Braun’s lectures and seminars at Hunter College and the Graduate Center reflect these diverse interests: Themes from the fin-de-siècle (Symbolism); Modernism and Post-Modernism; Cubism; Futurism; Picasso; de Chirico; Art and Totalitarianism; The Modern Tradition of Portraiture; Theory of the Avant-garde; Art and Commodity. Braun emphasizes writing skills among her students and M.A. theses candidates and frequently teaches the foundational Research Methods course. She also organizes seminars around her curatorial and research projects and is currently at work on a cultural history of immediate post-World War II Europe.
Braun is the author of Mario Sironi and Italian Modernism: Art and Politics under Fascism, (Cambridge University Press, 2000) and co-author of The Power of Conversation: Jewish Women and their Salons (Yale University Press, 2005) and Thomas Hart Benton: The America Today Murals (Williams College Museum of Art, 1985). She has edited the volumes De Chirico and America (Allemandi, 1996) and Italian Art in the 20th Century (The Royal Academy/ Prestel, 1989). Her essays and reviews have been featured in the Times Literary Supplement, Modernism/modernity, Journal of Contemporary History, Art in America, Art Journal, and Arts Magazine. Braun has written for numerous museums including Tate Gallery and the Royal Academy in London, the National Gallery of Art, Canada; the Kunsthalle Düsseldorf; the Palazzo Reale, Milan; the Musée d’arte moderne de la ville de Paris; the Art Institute of Chicago; and the Guggenheim Museum, the Pierpont Morgan Library, the Neue Galerie, and the Jewish Museum in New York.

### SOURCE DATA

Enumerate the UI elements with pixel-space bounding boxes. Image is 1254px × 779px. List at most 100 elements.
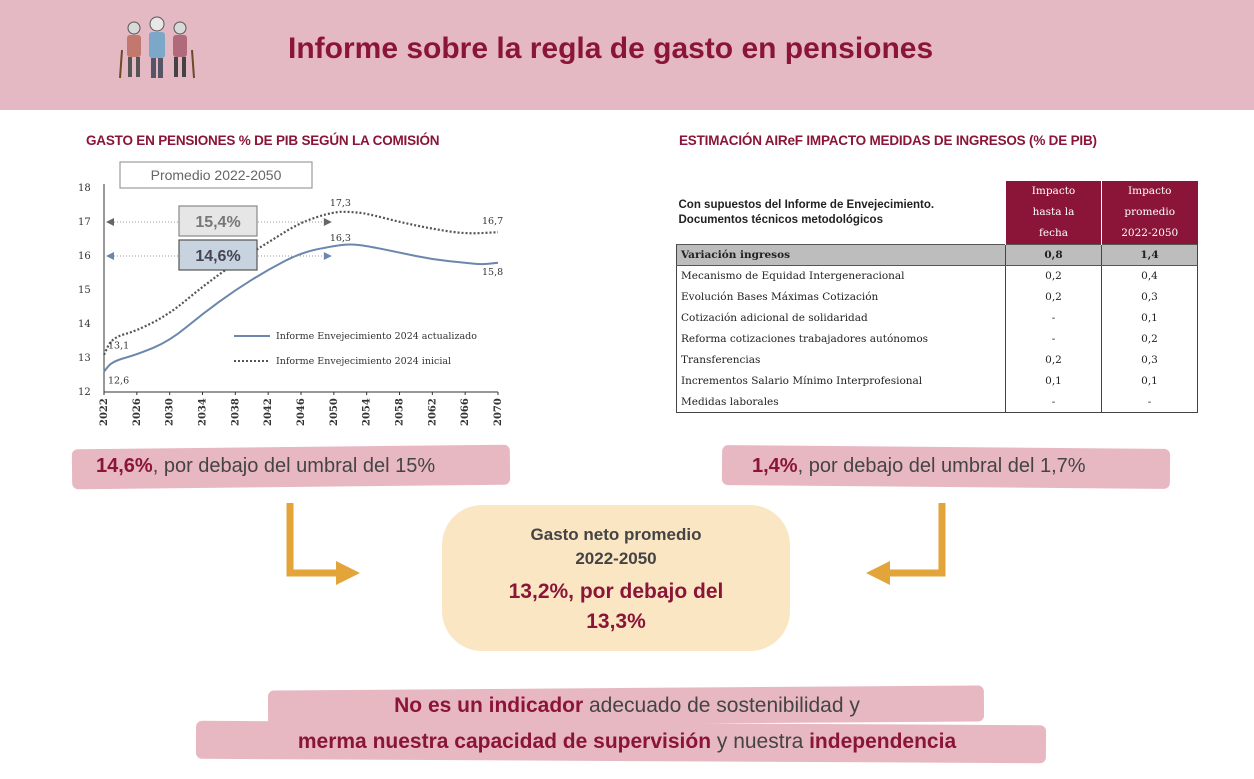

### WHAT IS BEING ASKED
Check each statement against the passage on Braun above, answering yes or no and quoting the passage's deciding words. 1. Braun frequently teaches the Research Methods course. 2. Braun is the sole author of The Power of Conversation: Jewish Women and their Salons. 3. Braun edited the volume De Chirico and America.

### WRITTEN RESPONSE
1. Yes: "frequently teaches the foundational Research Methods course"
2. No: "co-author of The Power of Conversation: Jewish Women and their Salons (Yale University Press, 2005)"
3. Yes: "She has edited the volumes De Chirico and America (Allemandi, 1996)"